Dataset listings of figures

>> Start

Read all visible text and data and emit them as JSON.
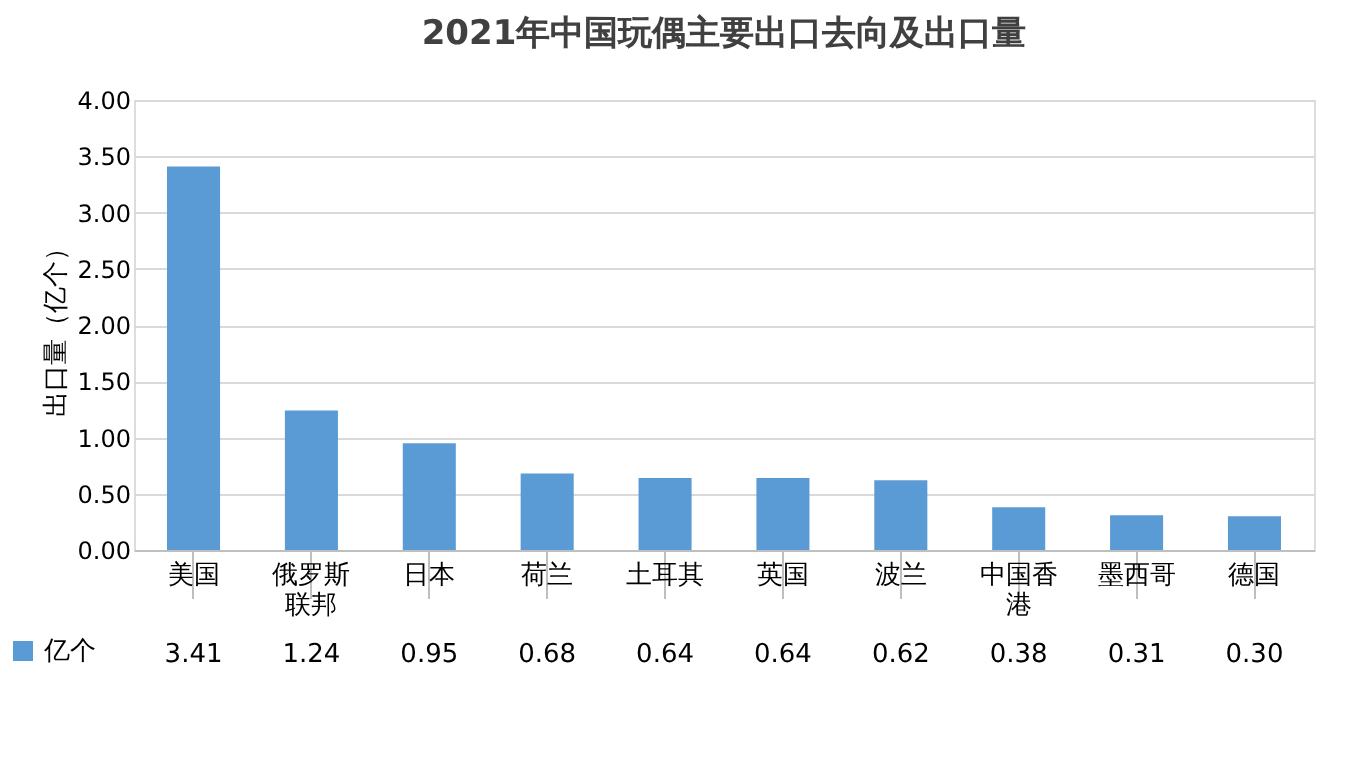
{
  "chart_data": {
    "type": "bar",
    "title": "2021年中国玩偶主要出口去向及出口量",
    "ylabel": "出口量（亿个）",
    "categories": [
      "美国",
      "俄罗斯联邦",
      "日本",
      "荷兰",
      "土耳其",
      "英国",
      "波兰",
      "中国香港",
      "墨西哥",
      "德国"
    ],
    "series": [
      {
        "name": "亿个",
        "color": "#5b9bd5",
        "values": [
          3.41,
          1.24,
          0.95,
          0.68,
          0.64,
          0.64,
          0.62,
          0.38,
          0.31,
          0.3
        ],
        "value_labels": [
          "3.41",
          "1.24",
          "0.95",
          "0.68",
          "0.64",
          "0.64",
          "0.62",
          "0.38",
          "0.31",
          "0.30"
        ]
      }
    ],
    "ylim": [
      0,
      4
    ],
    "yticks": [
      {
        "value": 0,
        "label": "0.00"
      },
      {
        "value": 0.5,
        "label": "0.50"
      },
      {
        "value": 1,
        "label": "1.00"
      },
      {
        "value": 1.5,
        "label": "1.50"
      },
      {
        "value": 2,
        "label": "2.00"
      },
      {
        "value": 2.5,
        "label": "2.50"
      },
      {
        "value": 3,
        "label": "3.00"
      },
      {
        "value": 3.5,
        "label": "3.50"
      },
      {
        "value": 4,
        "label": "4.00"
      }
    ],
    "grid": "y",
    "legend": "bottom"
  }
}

>> End

WHAT IS REQUIRED: Without the pictures, extract every entry verbatim.

EXERCISE ANSWER:
Read all visible text and data and emit them as JSON.
{
  "chart_data": {
    "type": "bar",
    "title": "2021年中国玩偶主要出口去向及出口量",
    "ylabel": "出口量（亿个）",
    "categories": [
      "美国",
      "俄罗斯联邦",
      "日本",
      "荷兰",
      "土耳其",
      "英国",
      "波兰",
      "中国香港",
      "墨西哥",
      "德国"
    ],
    "series": [
      {
        "name": "亿个",
        "color": "#5b9bd5",
        "values": [
          3.41,
          1.24,
          0.95,
          0.68,
          0.64,
          0.64,
          0.62,
          0.38,
          0.31,
          0.3
        ],
        "value_labels": [
          "3.41",
          "1.24",
          "0.95",
          "0.68",
          "0.64",
          "0.64",
          "0.62",
          "0.38",
          "0.31",
          "0.30"
        ]
      }
    ],
    "ylim": [
      0,
      4
    ],
    "yticks": [
      {
        "value": 0,
        "label": "0.00"
      },
      {
        "value": 0.5,
        "label": "0.50"
      },
      {
        "value": 1,
        "label": "1.00"
      },
      {
        "value": 1.5,
        "label": "1.50"
      },
      {
        "value": 2,
        "label": "2.00"
      },
      {
        "value": 2.5,
        "label": "2.50"
      },
      {
        "value": 3,
        "label": "3.00"
      },
      {
        "value": 3.5,
        "label": "3.50"
      },
      {
        "value": 4,
        "label": "4.00"
      }
    ],
    "grid": "y",
    "legend": "bottom"
  }
}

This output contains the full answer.